:: What is needed ::
Check each line of the data below for the word "look", then extract the ones that have it.

:: Material for the task ::

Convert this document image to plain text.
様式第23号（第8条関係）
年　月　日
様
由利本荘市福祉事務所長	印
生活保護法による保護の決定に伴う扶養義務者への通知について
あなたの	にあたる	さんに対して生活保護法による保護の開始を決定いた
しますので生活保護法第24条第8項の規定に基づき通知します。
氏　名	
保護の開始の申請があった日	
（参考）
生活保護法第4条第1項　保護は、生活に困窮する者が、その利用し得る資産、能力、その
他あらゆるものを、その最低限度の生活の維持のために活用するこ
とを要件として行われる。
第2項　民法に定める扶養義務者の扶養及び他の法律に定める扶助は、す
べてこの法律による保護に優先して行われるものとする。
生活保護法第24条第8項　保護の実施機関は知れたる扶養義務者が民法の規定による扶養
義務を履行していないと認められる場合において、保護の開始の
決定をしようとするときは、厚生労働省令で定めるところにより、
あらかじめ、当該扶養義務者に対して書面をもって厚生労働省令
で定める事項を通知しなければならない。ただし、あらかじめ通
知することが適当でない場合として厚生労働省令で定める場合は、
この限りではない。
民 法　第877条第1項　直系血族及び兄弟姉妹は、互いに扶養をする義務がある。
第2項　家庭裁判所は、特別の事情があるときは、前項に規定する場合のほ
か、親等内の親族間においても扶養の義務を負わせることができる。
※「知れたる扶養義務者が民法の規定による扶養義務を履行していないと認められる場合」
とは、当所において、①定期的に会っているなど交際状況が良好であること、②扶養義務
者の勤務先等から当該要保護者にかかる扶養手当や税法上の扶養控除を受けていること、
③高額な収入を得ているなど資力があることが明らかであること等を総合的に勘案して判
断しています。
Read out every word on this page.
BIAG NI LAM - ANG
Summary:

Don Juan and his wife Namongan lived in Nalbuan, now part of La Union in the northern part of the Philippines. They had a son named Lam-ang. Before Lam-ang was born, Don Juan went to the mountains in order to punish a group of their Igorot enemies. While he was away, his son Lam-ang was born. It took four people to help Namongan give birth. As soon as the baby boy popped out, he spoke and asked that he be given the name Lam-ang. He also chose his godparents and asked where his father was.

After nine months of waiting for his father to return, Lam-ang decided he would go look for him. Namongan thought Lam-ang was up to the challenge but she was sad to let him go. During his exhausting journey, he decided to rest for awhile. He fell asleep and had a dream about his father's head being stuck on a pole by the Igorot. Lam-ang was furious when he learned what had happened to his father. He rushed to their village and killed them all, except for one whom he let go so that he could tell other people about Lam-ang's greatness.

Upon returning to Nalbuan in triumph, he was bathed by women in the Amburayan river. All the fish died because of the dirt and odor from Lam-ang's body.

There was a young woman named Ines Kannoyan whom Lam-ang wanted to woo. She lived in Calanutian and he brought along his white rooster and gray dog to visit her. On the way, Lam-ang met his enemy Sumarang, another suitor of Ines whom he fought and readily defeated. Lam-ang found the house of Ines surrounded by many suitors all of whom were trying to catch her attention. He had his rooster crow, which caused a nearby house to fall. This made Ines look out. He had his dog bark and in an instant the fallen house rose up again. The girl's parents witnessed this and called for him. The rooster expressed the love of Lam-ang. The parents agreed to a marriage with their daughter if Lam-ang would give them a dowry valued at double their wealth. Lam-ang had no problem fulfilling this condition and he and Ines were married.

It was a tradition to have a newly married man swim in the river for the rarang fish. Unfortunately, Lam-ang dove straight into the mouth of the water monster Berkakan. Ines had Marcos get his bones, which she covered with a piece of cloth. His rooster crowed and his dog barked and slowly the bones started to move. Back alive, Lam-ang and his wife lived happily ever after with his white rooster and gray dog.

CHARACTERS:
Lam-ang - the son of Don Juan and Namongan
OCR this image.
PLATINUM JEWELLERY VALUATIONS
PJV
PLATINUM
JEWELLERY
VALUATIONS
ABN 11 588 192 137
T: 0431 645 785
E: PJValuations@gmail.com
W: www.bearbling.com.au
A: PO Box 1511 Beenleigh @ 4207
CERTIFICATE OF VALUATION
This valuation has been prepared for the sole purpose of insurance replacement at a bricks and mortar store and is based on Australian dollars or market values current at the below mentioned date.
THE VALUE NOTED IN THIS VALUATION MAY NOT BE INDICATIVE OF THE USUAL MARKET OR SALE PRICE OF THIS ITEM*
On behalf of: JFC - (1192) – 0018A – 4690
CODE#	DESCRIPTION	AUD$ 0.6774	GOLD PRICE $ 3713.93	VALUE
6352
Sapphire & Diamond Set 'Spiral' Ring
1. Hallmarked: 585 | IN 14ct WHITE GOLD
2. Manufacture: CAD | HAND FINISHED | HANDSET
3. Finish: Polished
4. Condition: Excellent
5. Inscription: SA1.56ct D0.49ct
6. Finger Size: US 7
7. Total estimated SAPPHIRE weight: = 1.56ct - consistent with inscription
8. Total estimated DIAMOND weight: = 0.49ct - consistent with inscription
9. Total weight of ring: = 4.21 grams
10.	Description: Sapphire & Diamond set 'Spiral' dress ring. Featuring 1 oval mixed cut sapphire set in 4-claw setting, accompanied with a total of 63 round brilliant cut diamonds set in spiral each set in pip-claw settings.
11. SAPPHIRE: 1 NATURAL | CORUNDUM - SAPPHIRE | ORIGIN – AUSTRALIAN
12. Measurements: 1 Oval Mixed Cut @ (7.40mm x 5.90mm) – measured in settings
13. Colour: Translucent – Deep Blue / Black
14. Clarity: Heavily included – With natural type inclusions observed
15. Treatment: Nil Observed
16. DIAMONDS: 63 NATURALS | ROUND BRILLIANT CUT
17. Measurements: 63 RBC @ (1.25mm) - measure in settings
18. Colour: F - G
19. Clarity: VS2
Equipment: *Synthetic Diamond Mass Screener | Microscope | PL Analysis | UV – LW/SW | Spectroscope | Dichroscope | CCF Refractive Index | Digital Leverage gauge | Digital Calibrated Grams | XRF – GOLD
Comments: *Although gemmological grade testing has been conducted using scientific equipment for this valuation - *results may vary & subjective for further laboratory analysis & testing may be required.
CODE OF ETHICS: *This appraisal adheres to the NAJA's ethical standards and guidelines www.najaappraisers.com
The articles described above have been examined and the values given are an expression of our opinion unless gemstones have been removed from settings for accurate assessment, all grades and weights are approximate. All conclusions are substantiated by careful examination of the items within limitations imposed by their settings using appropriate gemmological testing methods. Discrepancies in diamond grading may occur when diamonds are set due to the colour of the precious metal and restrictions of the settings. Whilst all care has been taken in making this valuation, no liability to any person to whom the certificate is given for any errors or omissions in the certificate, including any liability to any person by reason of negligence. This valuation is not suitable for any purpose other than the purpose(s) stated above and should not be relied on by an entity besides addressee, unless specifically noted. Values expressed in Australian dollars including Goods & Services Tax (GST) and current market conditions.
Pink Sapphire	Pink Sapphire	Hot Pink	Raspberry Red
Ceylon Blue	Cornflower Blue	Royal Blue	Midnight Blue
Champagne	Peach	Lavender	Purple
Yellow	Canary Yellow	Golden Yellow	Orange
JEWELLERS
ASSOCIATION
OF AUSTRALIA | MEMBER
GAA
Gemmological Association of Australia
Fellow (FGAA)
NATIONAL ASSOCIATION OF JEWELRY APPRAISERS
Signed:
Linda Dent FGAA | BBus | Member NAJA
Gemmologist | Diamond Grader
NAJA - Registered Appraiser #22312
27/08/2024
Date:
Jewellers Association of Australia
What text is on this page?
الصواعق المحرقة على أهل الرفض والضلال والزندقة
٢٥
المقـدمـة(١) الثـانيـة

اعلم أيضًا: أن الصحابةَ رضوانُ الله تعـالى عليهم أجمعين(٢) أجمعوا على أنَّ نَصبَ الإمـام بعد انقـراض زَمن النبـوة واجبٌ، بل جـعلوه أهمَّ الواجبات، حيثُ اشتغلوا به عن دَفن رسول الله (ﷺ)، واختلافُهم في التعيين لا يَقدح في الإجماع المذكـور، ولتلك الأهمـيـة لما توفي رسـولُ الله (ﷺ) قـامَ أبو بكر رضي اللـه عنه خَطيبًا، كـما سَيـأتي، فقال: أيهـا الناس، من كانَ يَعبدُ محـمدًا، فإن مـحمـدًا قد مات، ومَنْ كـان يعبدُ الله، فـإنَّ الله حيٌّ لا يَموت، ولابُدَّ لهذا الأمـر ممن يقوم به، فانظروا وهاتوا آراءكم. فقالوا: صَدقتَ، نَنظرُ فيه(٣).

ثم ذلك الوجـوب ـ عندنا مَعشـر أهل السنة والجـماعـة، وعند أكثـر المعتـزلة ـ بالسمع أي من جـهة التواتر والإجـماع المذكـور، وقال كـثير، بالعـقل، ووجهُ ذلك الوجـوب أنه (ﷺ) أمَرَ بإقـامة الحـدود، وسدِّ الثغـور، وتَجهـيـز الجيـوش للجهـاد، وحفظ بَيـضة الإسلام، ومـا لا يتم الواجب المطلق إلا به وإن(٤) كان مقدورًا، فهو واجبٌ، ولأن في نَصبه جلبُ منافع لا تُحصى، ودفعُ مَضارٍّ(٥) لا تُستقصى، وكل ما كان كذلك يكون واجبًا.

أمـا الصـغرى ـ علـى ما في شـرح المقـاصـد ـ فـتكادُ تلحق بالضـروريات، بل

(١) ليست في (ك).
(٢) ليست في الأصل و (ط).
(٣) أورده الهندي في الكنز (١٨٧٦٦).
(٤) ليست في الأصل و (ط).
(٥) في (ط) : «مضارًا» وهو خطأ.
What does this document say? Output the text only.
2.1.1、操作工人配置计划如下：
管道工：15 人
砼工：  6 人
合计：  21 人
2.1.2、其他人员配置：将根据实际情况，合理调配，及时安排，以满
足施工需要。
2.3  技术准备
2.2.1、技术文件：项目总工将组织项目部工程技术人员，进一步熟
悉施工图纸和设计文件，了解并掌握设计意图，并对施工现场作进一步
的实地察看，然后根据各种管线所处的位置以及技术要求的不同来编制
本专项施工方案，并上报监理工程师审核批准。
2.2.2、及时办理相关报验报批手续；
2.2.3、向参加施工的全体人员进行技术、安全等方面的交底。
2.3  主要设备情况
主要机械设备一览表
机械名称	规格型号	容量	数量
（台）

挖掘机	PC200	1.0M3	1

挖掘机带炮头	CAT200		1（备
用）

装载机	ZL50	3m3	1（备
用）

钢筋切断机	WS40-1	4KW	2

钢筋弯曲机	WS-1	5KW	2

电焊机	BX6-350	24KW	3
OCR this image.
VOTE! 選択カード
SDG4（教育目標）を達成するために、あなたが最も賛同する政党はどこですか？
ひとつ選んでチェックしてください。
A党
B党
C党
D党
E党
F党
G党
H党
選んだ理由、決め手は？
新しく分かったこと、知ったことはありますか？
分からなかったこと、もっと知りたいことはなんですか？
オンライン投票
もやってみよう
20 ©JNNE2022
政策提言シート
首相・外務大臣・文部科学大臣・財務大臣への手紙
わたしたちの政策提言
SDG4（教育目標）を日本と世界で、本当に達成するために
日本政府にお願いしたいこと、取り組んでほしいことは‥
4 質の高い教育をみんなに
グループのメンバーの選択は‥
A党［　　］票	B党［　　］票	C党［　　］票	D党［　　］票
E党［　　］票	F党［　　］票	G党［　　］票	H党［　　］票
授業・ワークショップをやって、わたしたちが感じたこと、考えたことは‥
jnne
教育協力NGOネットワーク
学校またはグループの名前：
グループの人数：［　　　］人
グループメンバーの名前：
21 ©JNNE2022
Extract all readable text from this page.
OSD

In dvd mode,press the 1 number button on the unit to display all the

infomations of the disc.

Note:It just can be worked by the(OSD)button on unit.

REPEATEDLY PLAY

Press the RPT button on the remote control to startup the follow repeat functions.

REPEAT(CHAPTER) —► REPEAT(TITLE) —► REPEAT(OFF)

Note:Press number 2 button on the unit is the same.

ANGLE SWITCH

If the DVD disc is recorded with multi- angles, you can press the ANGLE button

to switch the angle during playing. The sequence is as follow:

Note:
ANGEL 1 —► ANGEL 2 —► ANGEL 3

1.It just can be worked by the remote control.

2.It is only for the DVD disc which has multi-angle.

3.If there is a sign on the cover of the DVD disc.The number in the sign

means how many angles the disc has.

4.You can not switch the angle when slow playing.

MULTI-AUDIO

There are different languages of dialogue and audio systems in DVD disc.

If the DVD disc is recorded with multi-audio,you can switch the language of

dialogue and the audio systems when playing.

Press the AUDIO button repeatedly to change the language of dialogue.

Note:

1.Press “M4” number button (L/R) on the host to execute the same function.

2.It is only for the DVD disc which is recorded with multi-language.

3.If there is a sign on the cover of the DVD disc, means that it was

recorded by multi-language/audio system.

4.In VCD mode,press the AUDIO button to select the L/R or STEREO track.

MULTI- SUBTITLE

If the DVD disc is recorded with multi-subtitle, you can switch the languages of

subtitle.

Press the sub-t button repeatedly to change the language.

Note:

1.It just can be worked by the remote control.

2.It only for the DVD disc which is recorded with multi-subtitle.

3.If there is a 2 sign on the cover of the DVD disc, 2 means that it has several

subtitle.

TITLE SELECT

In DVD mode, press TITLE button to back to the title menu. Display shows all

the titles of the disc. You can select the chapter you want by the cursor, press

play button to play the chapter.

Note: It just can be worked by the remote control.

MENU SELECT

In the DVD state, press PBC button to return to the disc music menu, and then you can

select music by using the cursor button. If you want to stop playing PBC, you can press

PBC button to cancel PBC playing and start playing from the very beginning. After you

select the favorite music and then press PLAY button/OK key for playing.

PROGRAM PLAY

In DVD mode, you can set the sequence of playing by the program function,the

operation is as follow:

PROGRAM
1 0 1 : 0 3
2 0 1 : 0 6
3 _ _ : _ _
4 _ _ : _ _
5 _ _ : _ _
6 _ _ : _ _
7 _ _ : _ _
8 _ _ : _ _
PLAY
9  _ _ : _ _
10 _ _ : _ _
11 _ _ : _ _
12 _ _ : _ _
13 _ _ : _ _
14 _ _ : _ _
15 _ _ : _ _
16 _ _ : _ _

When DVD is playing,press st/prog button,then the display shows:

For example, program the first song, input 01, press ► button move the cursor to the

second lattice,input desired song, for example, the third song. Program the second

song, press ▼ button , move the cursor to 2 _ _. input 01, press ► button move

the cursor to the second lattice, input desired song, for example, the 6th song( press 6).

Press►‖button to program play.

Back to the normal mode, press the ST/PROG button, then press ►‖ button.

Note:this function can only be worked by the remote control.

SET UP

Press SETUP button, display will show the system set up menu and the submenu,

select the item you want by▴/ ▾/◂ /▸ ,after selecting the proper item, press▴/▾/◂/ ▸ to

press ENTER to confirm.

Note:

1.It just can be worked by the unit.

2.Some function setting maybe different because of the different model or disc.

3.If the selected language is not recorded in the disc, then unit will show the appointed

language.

:: Solution ::
After nine months of waiting for his father to return, Lam-ang decided he would go look for him. Namongan thought Lam-ang was up to the challenge but she was sad to let him go. During his exhausting journey, he decided to rest for awhile. He fell asleep and had a dream about his father's head being stuck on a pole by the Igorot. Lam-ang was furious when he learned what had happened to his father. He rushed to their village and killed them all, except for one whom he let go so that he could tell other people about Lam-ang's greatness.
There was a young woman named Ines Kannoyan whom Lam-ang wanted to woo. She lived in Calanutian and he brought along his white rooster and gray dog to visit her. On the way, Lam-ang met his enemy Sumarang, another suitor of Ines whom he fought and readily defeated. Lam-ang found the house of Ines surrounded by many suitors all of whom were trying to catch her attention. He had his rooster crow, which caused a nearby house to fall. This made Ines look out. He had his dog bark and in an instant the fallen house rose up again. The girl's parents witnessed this and called for him. The rooster expressed the love of Lam-ang. The parents agreed to a marriage with their daughter if Lam-ang would give them a dowry valued at double their wealth. Lam-ang had no problem fulfilling this condition and he and Ines were married.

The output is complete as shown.